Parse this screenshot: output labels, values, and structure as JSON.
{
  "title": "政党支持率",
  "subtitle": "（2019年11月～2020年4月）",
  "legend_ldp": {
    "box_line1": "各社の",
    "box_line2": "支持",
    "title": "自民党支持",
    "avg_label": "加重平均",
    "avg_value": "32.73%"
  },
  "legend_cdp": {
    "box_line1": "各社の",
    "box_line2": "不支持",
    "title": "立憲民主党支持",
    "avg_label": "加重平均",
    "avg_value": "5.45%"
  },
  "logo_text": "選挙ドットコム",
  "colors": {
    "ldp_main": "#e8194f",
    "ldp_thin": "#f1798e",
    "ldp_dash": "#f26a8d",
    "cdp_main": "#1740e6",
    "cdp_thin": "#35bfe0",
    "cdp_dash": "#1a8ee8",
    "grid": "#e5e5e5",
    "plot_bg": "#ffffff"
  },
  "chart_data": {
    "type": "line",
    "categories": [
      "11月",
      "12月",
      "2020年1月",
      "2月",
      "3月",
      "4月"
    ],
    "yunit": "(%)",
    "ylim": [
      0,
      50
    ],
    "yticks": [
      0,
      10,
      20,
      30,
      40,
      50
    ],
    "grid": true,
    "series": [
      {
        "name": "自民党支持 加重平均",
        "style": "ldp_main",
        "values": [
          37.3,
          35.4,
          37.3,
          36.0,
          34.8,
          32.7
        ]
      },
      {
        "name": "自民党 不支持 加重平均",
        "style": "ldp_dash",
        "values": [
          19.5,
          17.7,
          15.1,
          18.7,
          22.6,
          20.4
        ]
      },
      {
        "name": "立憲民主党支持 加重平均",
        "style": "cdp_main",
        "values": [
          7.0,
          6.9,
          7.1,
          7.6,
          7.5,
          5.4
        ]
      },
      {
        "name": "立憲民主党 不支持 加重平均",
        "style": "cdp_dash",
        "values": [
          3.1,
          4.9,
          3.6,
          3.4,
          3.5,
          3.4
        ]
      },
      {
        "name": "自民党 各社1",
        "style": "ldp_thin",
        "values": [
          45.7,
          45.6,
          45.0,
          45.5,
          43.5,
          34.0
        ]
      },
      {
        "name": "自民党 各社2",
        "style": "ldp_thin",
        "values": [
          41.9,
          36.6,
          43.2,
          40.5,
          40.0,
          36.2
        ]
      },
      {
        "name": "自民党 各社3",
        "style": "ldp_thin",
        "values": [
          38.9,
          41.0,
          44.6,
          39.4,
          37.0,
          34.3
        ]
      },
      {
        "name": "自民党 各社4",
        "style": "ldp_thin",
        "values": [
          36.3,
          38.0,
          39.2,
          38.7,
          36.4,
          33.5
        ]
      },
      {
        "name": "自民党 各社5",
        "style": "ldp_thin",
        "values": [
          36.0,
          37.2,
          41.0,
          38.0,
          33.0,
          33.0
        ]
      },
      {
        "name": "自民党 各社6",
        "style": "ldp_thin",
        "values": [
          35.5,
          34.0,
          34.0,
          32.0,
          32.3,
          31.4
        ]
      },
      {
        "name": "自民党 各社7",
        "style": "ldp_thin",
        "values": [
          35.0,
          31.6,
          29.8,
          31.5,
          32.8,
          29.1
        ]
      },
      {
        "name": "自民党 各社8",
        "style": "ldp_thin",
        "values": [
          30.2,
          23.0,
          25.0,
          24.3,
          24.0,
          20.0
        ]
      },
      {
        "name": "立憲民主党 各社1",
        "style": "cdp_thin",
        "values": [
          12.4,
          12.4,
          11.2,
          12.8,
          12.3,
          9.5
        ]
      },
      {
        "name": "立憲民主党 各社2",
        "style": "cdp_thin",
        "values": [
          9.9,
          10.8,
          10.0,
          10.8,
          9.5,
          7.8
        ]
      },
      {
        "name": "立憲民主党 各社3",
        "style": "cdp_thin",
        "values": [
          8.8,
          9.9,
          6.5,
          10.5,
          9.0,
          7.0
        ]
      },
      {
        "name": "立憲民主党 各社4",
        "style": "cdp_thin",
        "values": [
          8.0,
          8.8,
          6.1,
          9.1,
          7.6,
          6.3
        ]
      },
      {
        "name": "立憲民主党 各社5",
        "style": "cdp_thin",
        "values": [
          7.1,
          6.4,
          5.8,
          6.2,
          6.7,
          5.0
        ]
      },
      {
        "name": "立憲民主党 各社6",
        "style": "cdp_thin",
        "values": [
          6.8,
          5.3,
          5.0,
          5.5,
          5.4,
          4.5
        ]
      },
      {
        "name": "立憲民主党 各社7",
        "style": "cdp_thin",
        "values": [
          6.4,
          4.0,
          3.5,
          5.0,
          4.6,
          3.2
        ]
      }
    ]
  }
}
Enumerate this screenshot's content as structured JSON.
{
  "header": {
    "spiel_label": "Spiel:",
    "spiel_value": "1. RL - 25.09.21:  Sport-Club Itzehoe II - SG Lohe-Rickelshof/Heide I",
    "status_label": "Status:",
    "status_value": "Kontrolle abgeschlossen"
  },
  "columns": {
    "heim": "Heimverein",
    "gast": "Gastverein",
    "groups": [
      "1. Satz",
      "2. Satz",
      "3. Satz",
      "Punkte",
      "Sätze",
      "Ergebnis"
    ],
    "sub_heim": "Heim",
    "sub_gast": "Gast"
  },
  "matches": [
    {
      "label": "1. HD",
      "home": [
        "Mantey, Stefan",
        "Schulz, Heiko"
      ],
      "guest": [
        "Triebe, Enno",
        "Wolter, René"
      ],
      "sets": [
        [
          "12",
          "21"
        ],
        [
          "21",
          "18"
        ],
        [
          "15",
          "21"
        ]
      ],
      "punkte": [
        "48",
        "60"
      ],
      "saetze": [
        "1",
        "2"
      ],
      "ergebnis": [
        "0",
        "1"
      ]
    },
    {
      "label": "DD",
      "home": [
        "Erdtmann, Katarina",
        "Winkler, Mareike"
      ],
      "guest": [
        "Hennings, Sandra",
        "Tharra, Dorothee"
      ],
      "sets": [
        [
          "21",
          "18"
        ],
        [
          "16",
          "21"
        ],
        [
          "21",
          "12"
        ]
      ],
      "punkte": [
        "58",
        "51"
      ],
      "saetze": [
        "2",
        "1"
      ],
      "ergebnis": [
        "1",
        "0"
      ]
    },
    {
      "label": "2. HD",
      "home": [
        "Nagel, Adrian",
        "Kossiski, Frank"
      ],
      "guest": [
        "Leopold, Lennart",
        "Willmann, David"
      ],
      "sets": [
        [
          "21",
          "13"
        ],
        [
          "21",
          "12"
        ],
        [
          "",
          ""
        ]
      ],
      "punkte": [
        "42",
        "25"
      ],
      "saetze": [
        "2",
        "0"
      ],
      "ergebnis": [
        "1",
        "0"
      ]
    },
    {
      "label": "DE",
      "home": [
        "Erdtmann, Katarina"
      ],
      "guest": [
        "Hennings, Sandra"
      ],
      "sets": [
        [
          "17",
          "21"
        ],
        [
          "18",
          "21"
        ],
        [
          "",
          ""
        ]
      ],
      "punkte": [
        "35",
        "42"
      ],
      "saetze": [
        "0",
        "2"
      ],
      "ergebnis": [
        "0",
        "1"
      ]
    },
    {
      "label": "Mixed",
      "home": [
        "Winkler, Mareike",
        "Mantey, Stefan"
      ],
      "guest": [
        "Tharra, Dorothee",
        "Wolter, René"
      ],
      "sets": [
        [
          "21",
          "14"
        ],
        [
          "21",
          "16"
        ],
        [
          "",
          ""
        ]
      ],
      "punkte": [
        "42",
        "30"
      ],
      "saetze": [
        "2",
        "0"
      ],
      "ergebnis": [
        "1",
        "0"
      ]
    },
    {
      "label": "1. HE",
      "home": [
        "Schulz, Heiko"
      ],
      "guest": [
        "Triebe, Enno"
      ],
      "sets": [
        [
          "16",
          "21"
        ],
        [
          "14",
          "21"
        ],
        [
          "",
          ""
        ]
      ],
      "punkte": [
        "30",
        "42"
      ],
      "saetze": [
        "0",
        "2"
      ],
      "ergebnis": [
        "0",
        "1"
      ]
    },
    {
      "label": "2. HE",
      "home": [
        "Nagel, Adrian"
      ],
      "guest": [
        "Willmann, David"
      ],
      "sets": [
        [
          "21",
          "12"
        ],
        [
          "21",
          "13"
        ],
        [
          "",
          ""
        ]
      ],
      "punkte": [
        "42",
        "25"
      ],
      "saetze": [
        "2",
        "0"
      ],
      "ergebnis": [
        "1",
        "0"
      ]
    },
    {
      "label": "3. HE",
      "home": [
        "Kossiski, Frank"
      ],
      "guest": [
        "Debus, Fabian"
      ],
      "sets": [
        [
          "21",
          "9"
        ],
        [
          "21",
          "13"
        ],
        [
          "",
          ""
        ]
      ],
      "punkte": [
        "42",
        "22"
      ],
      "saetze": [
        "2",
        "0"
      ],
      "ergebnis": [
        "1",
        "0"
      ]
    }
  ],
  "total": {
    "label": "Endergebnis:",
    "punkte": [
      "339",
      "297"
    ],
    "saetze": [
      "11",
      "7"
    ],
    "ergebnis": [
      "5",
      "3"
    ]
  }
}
▬▬▬▬▬▬
What to produce. In the data above, how many lines contain the string "加重平均"? Answer with the number only.

Correct answer. 6